# TASK GOAL:
Set down the records once more, please, exactly and with the pictures left out.

# AVAILABLE RECORDS:

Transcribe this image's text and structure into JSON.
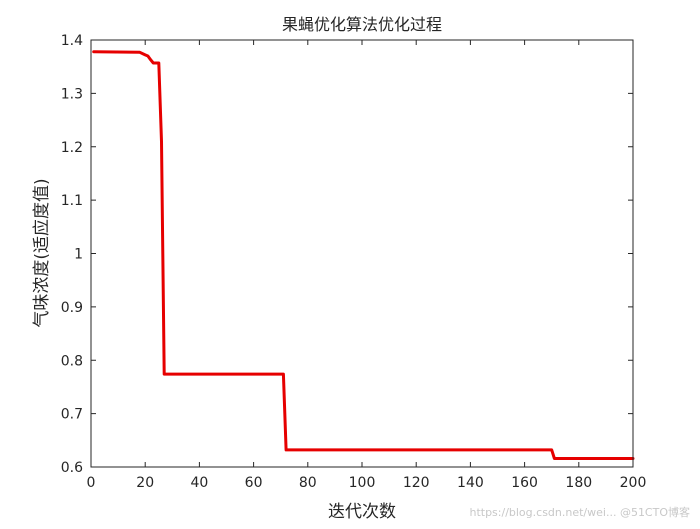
{
  "chart_data": {
    "type": "line",
    "title": "果蝇优化算法优化过程",
    "xlabel": "迭代次数",
    "ylabel": "气味浓度(适应度值)",
    "xlim": [
      0,
      200
    ],
    "ylim": [
      0.6,
      1.4
    ],
    "xticks": [
      "0",
      "20",
      "40",
      "60",
      "80",
      "100",
      "120",
      "140",
      "160",
      "180",
      "200"
    ],
    "yticks": [
      "0.6",
      "0.7",
      "0.8",
      "0.9",
      "1",
      "1.1",
      "1.2",
      "1.3",
      "1.4"
    ],
    "grid": false,
    "series": [
      {
        "color": "#e60000",
        "x": [
          1,
          18,
          20,
          21,
          22,
          23,
          24,
          25,
          26,
          27,
          71,
          72,
          170,
          171,
          200
        ],
        "y": [
          1.378,
          1.377,
          1.372,
          1.37,
          1.363,
          1.357,
          1.357,
          1.357,
          1.21,
          0.774,
          0.774,
          0.632,
          0.632,
          0.616,
          0.616
        ]
      }
    ]
  },
  "watermark": "https://blog.csdn.net/wei... @51CTO博客"
}
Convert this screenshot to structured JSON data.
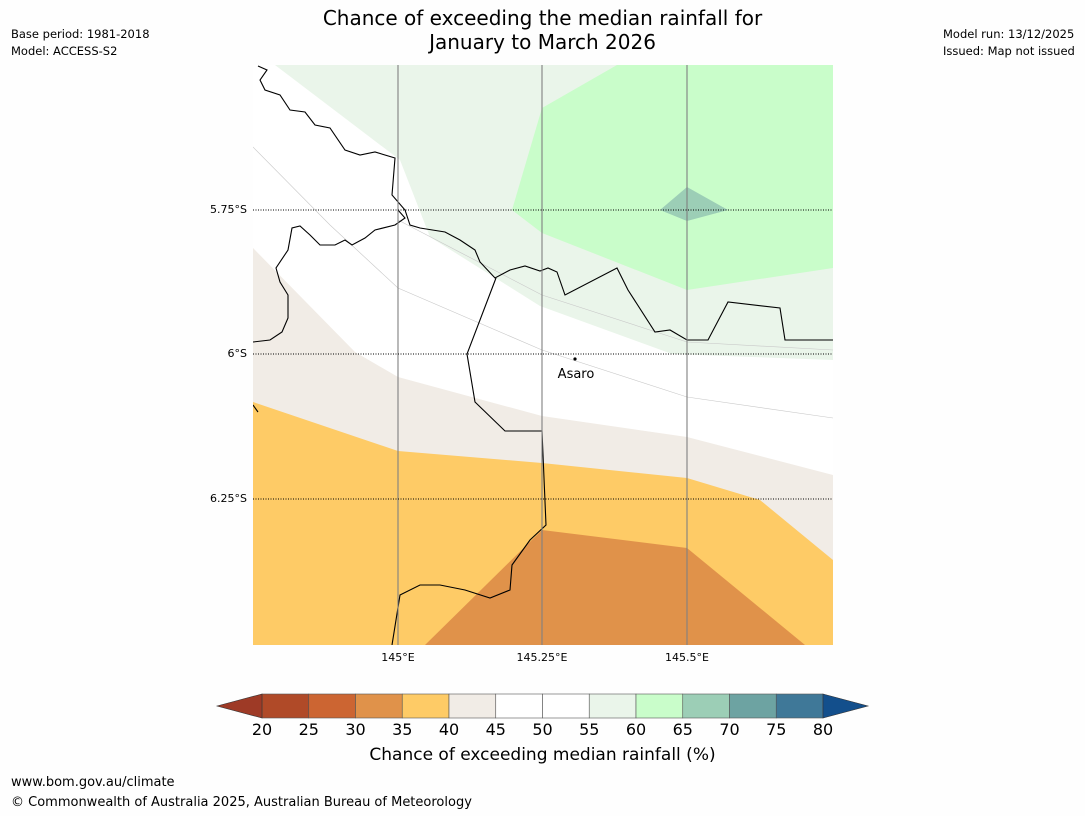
{
  "title_line1": "Chance of exceeding the median rainfall for",
  "title_line2": "January to March 2026",
  "meta_left": {
    "base_period": "Base period: 1981-2018",
    "model": "Model: ACCESS-S2"
  },
  "meta_right": {
    "model_run": "Model run: 13/12/2025",
    "issued": "Issued: Map not issued"
  },
  "map": {
    "lat_labels": [
      "5.75°S",
      "6°S",
      "6.25°S"
    ],
    "lon_labels": [
      "145°E",
      "145.25°E",
      "145.5°E"
    ],
    "place": "Asaro"
  },
  "colorbar": {
    "ticks": [
      "20",
      "25",
      "30",
      "35",
      "40",
      "45",
      "50",
      "55",
      "60",
      "65",
      "70",
      "75",
      "80"
    ],
    "label": "Chance of exceeding median rainfall (%)",
    "low_color": "#9e3a26",
    "high_color": "#134f8c",
    "colors": [
      "#b04a28",
      "#cc6532",
      "#e0924a",
      "#fecb66",
      "#f1ece6",
      "#ffffff",
      "#ffffff",
      "#eaf5ea",
      "#c9fdca",
      "#9cceb6",
      "#6da3a2",
      "#3f7898"
    ]
  },
  "footer": {
    "url": "www.bom.gov.au/climate",
    "copyright": "© Commonwealth of Australia 2025, Australian Bureau of Meteorology"
  }
}
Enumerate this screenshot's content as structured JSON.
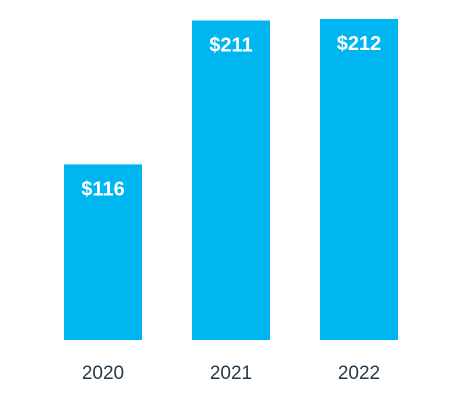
{
  "chart_data": {
    "type": "bar",
    "categories": [
      "2020",
      "2021",
      "2022"
    ],
    "values": [
      116,
      211,
      212
    ],
    "data_labels": [
      "$116",
      "$211",
      "$212"
    ],
    "title": "",
    "xlabel": "",
    "ylabel": "",
    "grid": false,
    "legend": "none",
    "colors": {
      "bar": "#00b6f0",
      "data_label": "#ffffff",
      "tick_label": "#1f3a4d"
    }
  }
}
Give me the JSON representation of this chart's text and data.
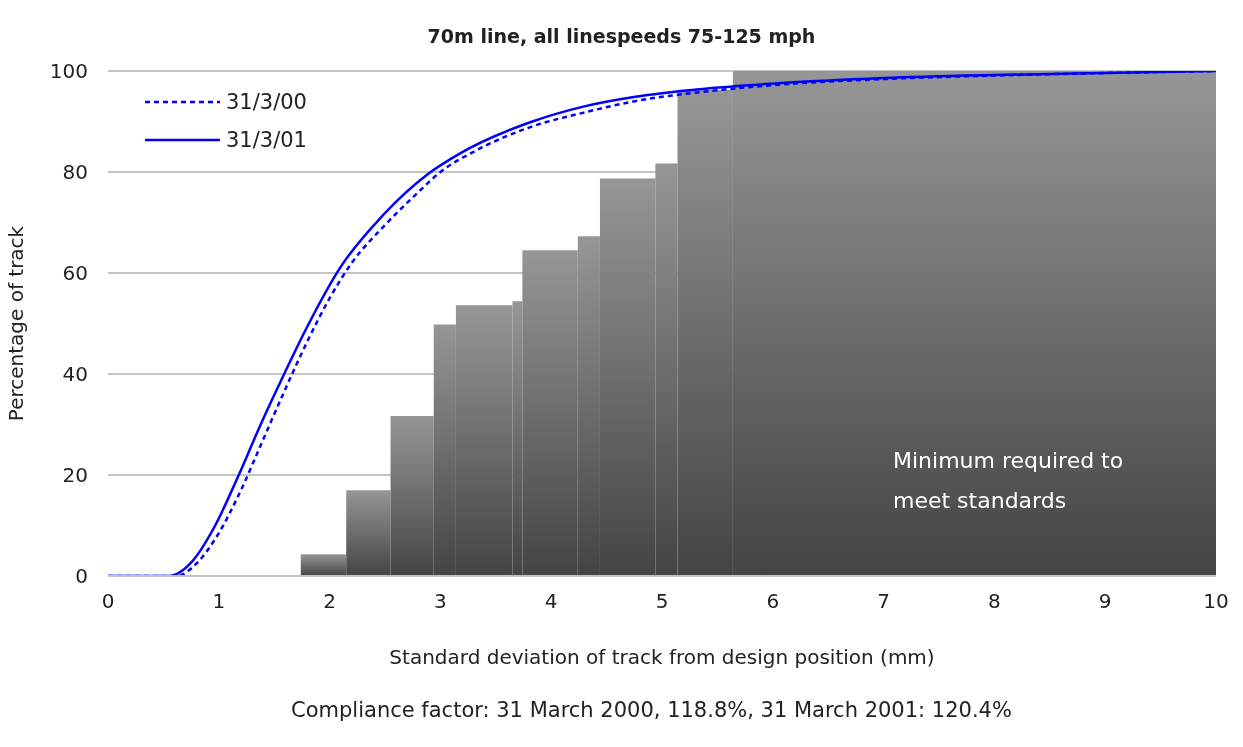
{
  "chart_data": {
    "type": "line",
    "title": "70m line, all linespeeds 75-125 mph",
    "xlabel": "Standard deviation of track from design position (mm)",
    "ylabel": "Percentage of track",
    "xlim": [
      0,
      10
    ],
    "xticks": [
      0,
      1,
      2,
      3,
      4,
      5,
      6,
      7,
      8,
      9,
      10
    ],
    "ylim": [
      0,
      100
    ],
    "yticks": [
      0,
      20,
      40,
      60,
      80,
      100
    ],
    "grid": "y",
    "legend": "top left",
    "marker": "none",
    "series": [
      {
        "type": "histogram",
        "color": "#969696",
        "bins": [
          1.74,
          2.15,
          2.55,
          2.94,
          3.14,
          3.65,
          3.74,
          4.24,
          4.44,
          4.94,
          5.14,
          5.64,
          10
        ],
        "values": [
          4.3,
          17,
          31.7,
          49.8,
          53.6,
          54.4,
          64.5,
          67.3,
          78.7,
          81.7,
          96.3,
          100
        ]
      },
      {
        "name": "31/3/00",
        "color": "#0000ff",
        "line_style": "dashed",
        "x": [
          0,
          0.62,
          0.8,
          1.0,
          1.2,
          1.4,
          1.6,
          1.8,
          2.0,
          2.2,
          2.5,
          2.8,
          3.0,
          3.3,
          3.8,
          4.3,
          4.8,
          5.34,
          6,
          7,
          8,
          9,
          10
        ],
        "values": [
          0,
          0,
          2.5,
          8.5,
          17,
          27,
          37,
          46.5,
          55,
          62,
          69.5,
          76,
          80,
          84,
          88.8,
          91.8,
          94.2,
          95.8,
          97.2,
          98.4,
          99.1,
          99.6,
          100
        ]
      },
      {
        "name": "31/3/01",
        "color": "#0000ff",
        "line_style": "solid",
        "x": [
          0,
          0.55,
          0.76,
          0.96,
          1.17,
          1.38,
          1.59,
          1.79,
          2.1,
          2.48,
          2.9,
          3.17,
          3.83,
          4.28,
          4.76,
          5.34,
          6,
          7,
          8,
          9,
          10
        ],
        "values": [
          0,
          0,
          2.9,
          9.7,
          19.5,
          30.1,
          40,
          49,
          61.2,
          71.4,
          79.8,
          83.6,
          90,
          92.9,
          94.9,
          96.4,
          97.5,
          98.6,
          99.2,
          99.6,
          100
        ]
      }
    ],
    "annotations": [
      "Minimum required to meet standards",
      "Compliance factor:  31 March 2000, 118.8%,  31 March 2001: 120.4%"
    ]
  }
}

# TASK OUTPUT:
Transcribe this image's text and structure into JSON.
{
  "chart_data": {
    "type": "line",
    "title": "果蝇优化算法优化过程",
    "xlabel": "迭代次数",
    "ylabel": "气味浓度(适应度值)",
    "xlim": [
      0,
      200
    ],
    "ylim": [
      0.6,
      1.4
    ],
    "xticks": [
      "0",
      "20",
      "40",
      "60",
      "80",
      "100",
      "120",
      "140",
      "160",
      "180",
      "200"
    ],
    "yticks": [
      "0.6",
      "0.7",
      "0.8",
      "0.9",
      "1",
      "1.1",
      "1.2",
      "1.3",
      "1.4"
    ],
    "grid": false,
    "series": [
      {
        "color": "#e60000",
        "x": [
          1,
          18,
          20,
          21,
          22,
          23,
          24,
          25,
          26,
          27,
          71,
          72,
          170,
          171,
          200
        ],
        "y": [
          1.378,
          1.377,
          1.372,
          1.37,
          1.363,
          1.357,
          1.357,
          1.357,
          1.21,
          0.774,
          0.774,
          0.632,
          0.632,
          0.616,
          0.616
        ]
      }
    ]
  },
  "watermark": "https://blog.csdn.net/wei... @51CTO博客"
}
Convert this screenshot to structured JSON data.
{
  "title_line1": "Chance of exceeding the median rainfall for",
  "title_line2": "January to March 2026",
  "meta_left": {
    "base_period": "Base period: 1981-2018",
    "model": "Model: ACCESS-S2"
  },
  "meta_right": {
    "model_run": "Model run: 13/12/2025",
    "issued": "Issued: Map not issued"
  },
  "map": {
    "lat_labels": [
      "5.75°S",
      "6°S",
      "6.25°S"
    ],
    "lon_labels": [
      "145°E",
      "145.25°E",
      "145.5°E"
    ],
    "place": "Asaro"
  },
  "colorbar": {
    "ticks": [
      "20",
      "25",
      "30",
      "35",
      "40",
      "45",
      "50",
      "55",
      "60",
      "65",
      "70",
      "75",
      "80"
    ],
    "label": "Chance of exceeding median rainfall (%)",
    "low_color": "#9e3a26",
    "high_color": "#134f8c",
    "colors": [
      "#b04a28",
      "#cc6532",
      "#e0924a",
      "#fecb66",
      "#f1ece6",
      "#ffffff",
      "#ffffff",
      "#eaf5ea",
      "#c9fdca",
      "#9cceb6",
      "#6da3a2",
      "#3f7898"
    ]
  },
  "footer": {
    "url": "www.bom.gov.au/climate",
    "copyright": "© Commonwealth of Australia 2025, Australian Bureau of Meteorology"
  }
}
Enumerate this screenshot's content as structured JSON.
{
  "chart_data": {
    "type": "bar",
    "categories": [
      "2020",
      "2021",
      "2022"
    ],
    "values": [
      116,
      211,
      212
    ],
    "data_labels": [
      "$116",
      "$211",
      "$212"
    ],
    "title": "",
    "xlabel": "",
    "ylabel": "",
    "grid": false,
    "legend": "none",
    "colors": {
      "bar": "#00b6f0",
      "data_label": "#ffffff",
      "tick_label": "#1f3a4d"
    }
  }
}
Give me the JSON representation of this chart's text and data.
{
  "chart_data": {
    "type": "line",
    "title": "70m line, all linespeeds 75-125 mph",
    "xlabel": "Standard deviation of track from design position (mm)",
    "ylabel": "Percentage of track",
    "xlim": [
      0,
      10
    ],
    "xticks": [
      0,
      1,
      2,
      3,
      4,
      5,
      6,
      7,
      8,
      9,
      10
    ],
    "ylim": [
      0,
      100
    ],
    "yticks": [
      0,
      20,
      40,
      60,
      80,
      100
    ],
    "grid": "y",
    "legend": "top left",
    "marker": "none",
    "series": [
      {
        "type": "histogram",
        "color": "#969696",
        "bins": [
          1.74,
          2.15,
          2.55,
          2.94,
          3.14,
          3.65,
          3.74,
          4.24,
          4.44,
          4.94,
          5.14,
          5.64,
          10
        ],
        "values": [
          4.3,
          17,
          31.7,
          49.8,
          53.6,
          54.4,
          64.5,
          67.3,
          78.7,
          81.7,
          96.3,
          100
        ]
      },
      {
        "name": "31/3/00",
        "color": "#0000ff",
        "line_style": "dashed",
        "x": [
          0,
          0.62,
          0.8,
          1.0,
          1.2,
          1.4,
          1.6,
          1.8,
          2.0,
          2.2,
          2.5,
          2.8,
          3.0,
          3.3,
          3.8,
          4.3,
          4.8,
          5.34,
          6,
          7,
          8,
          9,
          10
        ],
        "values": [
          0,
          0,
          2.5,
          8.5,
          17,
          27,
          37,
          46.5,
          55,
          62,
          69.5,
          76,
          80,
          84,
          88.8,
          91.8,
          94.2,
          95.8,
          97.2,
          98.4,
          99.1,
          99.6,
          100
        ]
      },
      {
        "name": "31/3/01",
        "color": "#0000ff",
        "line_style": "solid",
        "x": [
          0,
          0.55,
          0.76,
          0.96,
          1.17,
          1.38,
          1.59,
          1.79,
          2.1,
          2.48,
          2.9,
          3.17,
          3.83,
          4.28,
          4.76,
          5.34,
          6,
          7,
          8,
          9,
          10
        ],
        "values": [
          0,
          0,
          2.9,
          9.7,
          19.5,
          30.1,
          40,
          49,
          61.2,
          71.4,
          79.8,
          83.6,
          90,
          92.9,
          94.9,
          96.4,
          97.5,
          98.6,
          99.2,
          99.6,
          100
        ]
      }
    ],
    "annotations": [
      "Minimum required to meet standards",
      "Compliance factor:  31 March 2000, 118.8%,  31 March 2001: 120.4%"
    ]
  }
}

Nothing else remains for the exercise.